(AIM OF THE EXERCISE) In the records that follow, show each line where the word "school" is present.

▬▬▬▬▬▬

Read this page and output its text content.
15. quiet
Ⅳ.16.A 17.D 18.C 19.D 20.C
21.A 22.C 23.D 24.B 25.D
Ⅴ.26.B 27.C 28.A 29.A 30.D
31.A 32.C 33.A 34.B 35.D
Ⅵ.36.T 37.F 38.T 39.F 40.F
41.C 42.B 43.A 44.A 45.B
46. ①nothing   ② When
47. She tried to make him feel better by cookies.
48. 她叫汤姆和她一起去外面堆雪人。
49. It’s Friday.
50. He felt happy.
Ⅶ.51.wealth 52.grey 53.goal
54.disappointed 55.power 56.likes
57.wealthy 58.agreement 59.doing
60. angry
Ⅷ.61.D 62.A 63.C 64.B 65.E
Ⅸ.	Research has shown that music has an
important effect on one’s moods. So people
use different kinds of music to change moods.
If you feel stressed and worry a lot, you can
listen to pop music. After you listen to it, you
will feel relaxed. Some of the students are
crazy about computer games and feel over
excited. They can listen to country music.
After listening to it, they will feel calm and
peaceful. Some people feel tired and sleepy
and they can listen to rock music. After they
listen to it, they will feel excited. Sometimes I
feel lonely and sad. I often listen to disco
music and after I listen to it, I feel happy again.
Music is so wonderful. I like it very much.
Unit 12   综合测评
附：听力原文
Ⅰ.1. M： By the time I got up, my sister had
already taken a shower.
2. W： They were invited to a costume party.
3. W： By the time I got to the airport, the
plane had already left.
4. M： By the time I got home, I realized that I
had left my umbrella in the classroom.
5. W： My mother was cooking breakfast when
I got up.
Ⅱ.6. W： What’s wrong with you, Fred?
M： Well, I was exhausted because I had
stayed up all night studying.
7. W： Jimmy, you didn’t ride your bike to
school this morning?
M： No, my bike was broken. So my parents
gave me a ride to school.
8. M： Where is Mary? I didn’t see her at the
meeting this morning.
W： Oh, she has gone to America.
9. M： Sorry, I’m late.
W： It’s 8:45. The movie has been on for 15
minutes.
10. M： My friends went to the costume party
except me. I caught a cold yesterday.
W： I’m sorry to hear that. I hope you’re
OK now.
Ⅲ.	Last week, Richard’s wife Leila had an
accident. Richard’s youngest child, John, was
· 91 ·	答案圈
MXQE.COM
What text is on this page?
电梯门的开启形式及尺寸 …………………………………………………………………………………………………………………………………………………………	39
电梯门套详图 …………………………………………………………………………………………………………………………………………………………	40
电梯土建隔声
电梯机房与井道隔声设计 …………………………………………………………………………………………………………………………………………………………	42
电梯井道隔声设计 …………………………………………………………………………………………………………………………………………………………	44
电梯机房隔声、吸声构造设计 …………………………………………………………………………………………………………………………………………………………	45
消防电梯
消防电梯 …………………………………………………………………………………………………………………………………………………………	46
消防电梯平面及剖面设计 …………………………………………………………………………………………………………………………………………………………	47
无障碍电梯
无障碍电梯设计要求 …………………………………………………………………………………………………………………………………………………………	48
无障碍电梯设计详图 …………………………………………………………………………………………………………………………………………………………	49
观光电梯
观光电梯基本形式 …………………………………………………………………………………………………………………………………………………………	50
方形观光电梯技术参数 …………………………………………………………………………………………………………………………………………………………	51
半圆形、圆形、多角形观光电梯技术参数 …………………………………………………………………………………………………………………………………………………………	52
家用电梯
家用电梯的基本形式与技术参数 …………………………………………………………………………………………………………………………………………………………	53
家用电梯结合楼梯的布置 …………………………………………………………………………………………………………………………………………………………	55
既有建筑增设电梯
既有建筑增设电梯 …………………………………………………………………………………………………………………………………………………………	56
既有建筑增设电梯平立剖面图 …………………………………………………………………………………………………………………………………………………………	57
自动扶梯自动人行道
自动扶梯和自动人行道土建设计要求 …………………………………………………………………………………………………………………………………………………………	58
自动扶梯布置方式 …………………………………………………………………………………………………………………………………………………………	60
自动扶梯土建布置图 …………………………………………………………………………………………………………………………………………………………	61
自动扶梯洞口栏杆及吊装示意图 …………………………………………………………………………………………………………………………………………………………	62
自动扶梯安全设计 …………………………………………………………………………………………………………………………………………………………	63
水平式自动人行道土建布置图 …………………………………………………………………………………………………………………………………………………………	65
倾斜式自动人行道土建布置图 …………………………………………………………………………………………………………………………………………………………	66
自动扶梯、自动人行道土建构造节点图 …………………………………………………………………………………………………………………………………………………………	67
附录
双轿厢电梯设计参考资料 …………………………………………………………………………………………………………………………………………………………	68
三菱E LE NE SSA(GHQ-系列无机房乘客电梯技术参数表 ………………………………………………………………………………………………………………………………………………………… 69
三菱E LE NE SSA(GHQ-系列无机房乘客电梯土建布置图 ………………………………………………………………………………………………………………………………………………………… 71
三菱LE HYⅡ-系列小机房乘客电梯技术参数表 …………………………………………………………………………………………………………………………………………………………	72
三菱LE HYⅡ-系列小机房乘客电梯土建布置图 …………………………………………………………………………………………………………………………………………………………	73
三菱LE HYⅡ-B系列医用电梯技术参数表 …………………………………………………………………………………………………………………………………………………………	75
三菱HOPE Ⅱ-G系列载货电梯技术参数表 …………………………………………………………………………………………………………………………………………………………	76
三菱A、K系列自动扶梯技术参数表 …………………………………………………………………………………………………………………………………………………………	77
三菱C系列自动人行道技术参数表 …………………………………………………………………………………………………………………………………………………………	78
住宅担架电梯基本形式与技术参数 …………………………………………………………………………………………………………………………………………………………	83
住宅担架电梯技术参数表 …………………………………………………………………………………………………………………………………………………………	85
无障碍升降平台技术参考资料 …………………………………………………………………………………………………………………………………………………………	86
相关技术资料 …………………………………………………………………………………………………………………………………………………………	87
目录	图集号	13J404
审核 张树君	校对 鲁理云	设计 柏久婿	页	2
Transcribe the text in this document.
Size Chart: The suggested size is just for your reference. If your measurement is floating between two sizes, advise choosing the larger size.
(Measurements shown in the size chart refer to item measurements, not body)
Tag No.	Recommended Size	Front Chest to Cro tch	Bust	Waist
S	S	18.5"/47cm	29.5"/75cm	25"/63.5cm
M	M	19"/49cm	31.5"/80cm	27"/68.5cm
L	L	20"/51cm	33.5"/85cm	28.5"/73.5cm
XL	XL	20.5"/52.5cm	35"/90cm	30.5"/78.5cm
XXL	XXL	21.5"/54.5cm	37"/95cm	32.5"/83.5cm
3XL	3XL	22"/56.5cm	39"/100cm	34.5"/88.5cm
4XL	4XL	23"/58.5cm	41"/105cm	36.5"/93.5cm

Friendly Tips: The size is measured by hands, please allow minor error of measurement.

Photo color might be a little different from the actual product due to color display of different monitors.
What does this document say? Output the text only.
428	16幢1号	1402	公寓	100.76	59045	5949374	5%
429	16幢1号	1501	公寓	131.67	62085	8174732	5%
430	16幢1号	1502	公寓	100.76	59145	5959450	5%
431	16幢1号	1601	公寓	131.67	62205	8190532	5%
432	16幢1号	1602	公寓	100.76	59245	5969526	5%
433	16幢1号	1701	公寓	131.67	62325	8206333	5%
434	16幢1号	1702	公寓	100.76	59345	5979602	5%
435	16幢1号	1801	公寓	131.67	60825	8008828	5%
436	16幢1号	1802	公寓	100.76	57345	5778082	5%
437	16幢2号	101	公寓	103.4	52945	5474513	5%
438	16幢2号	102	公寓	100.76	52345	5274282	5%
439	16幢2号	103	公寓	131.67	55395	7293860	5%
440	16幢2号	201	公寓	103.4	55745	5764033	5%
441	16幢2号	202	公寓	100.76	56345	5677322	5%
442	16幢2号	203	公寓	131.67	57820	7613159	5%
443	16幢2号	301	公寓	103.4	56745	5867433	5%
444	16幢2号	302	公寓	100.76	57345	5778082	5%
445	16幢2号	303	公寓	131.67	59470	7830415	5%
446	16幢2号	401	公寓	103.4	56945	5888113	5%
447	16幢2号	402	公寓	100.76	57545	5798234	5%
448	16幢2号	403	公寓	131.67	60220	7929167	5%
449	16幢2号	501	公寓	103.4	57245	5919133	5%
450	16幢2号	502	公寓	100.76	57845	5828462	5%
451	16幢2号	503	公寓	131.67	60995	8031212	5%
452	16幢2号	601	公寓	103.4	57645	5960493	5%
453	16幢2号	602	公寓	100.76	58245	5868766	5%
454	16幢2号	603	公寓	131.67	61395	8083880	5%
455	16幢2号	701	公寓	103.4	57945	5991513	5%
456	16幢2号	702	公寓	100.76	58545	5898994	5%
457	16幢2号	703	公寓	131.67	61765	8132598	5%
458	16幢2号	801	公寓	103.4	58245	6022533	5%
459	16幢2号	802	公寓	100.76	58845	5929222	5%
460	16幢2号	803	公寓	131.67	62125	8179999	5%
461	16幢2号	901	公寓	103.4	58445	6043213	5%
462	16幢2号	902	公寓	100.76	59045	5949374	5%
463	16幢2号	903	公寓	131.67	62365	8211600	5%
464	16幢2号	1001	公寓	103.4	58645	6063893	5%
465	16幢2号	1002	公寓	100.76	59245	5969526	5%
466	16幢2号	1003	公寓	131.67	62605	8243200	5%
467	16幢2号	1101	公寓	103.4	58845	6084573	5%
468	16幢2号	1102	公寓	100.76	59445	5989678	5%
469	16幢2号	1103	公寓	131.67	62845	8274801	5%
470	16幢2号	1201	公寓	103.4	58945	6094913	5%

▬▬▬▬▬▬

(OUTPUT OF THE EXERCISE)
school this morning?
gave me a ride to school.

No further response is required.